─── Given entries ───

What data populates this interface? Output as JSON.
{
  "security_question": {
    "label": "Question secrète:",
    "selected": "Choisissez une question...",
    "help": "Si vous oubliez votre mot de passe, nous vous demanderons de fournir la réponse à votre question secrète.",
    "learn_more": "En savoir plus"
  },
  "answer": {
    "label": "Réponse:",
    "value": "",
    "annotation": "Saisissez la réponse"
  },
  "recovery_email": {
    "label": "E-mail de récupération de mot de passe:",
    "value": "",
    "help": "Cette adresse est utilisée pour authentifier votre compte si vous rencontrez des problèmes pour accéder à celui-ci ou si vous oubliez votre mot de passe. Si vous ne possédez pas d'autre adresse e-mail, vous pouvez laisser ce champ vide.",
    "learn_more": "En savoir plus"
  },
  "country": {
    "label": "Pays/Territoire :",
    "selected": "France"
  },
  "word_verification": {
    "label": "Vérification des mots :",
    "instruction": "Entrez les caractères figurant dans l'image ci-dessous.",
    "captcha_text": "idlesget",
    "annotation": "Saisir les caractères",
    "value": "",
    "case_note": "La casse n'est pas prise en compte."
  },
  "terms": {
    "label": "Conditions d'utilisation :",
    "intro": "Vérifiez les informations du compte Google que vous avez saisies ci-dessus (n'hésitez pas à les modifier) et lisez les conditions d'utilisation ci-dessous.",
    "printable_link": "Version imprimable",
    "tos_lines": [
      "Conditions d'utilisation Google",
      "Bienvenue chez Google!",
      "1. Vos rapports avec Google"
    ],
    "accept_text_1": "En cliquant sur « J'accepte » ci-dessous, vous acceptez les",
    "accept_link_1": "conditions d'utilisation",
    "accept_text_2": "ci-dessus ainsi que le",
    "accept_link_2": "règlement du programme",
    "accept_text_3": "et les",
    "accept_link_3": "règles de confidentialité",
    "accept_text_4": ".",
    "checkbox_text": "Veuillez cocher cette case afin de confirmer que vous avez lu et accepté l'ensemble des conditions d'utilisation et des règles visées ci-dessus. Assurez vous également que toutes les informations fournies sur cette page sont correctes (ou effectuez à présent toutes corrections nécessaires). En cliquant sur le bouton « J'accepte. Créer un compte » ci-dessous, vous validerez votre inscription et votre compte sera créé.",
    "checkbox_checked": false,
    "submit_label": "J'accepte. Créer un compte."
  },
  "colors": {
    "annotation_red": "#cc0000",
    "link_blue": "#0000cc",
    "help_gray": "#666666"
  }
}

───

- _Problem details_: Write out the listing once more, matching it exactly.

- _Output of the exercise_:
What data populates this interface? Output as JSON.
{
  "security_question": {
    "label": "Question secrète:",
    "selected": "Choisissez une question...",
    "help": "Si vous oubliez votre mot de passe, nous vous demanderons de fournir la réponse à votre question secrète.",
    "learn_more": "En savoir plus"
  },
  "answer": {
    "label": "Réponse:",
    "value": "",
    "annotation": "Saisissez la réponse"
  },
  "recovery_email": {
    "label": "E-mail de récupération de mot de passe:",
    "value": "",
    "help": "Cette adresse est utilisée pour authentifier votre compte si vous rencontrez des problèmes pour accéder à celui-ci ou si vous oubliez votre mot de passe. Si vous ne possédez pas d'autre adresse e-mail, vous pouvez laisser ce champ vide.",
    "learn_more": "En savoir plus"
  },
  "country": {
    "label": "Pays/Territoire :",
    "selected": "France"
  },
  "word_verification": {
    "label": "Vérification des mots :",
    "instruction": "Entrez les caractères figurant dans l'image ci-dessous.",
    "captcha_text": "idlesget",
    "annotation": "Saisir les caractères",
    "value": "",
    "case_note": "La casse n'est pas prise en compte."
  },
  "terms": {
    "label": "Conditions d'utilisation :",
    "intro": "Vérifiez les informations du compte Google que vous avez saisies ci-dessus (n'hésitez pas à les modifier) et lisez les conditions d'utilisation ci-dessous.",
    "printable_link": "Version imprimable",
    "tos_lines": [
      "Conditions d'utilisation Google",
      "Bienvenue chez Google!",
      "1. Vos rapports avec Google"
    ],
    "accept_text_1": "En cliquant sur « J'accepte » ci-dessous, vous acceptez les",
    "accept_link_1": "conditions d'utilisation",
    "accept_text_2": "ci-dessus ainsi que le",
    "accept_link_2": "règlement du programme",
    "accept_text_3": "et les",
    "accept_link_3": "règles de confidentialité",
    "accept_text_4": ".",
    "checkbox_text": "Veuillez cocher cette case afin de confirmer que vous avez lu et accepté l'ensemble des conditions d'utilisation et des règles visées ci-dessus. Assurez vous également que toutes les informations fournies sur cette page sont correctes (ou effectuez à présent toutes corrections nécessaires). En cliquant sur le bouton « J'accepte. Créer un compte » ci-dessous, vous validerez votre inscription et votre compte sera créé.",
    "checkbox_checked": false,
    "submit_label": "J'accepte. Créer un compte."
  },
  "colors": {
    "annotation_red": "#cc0000",
    "link_blue": "#0000cc",
    "help_gray": "#666666"
  }
}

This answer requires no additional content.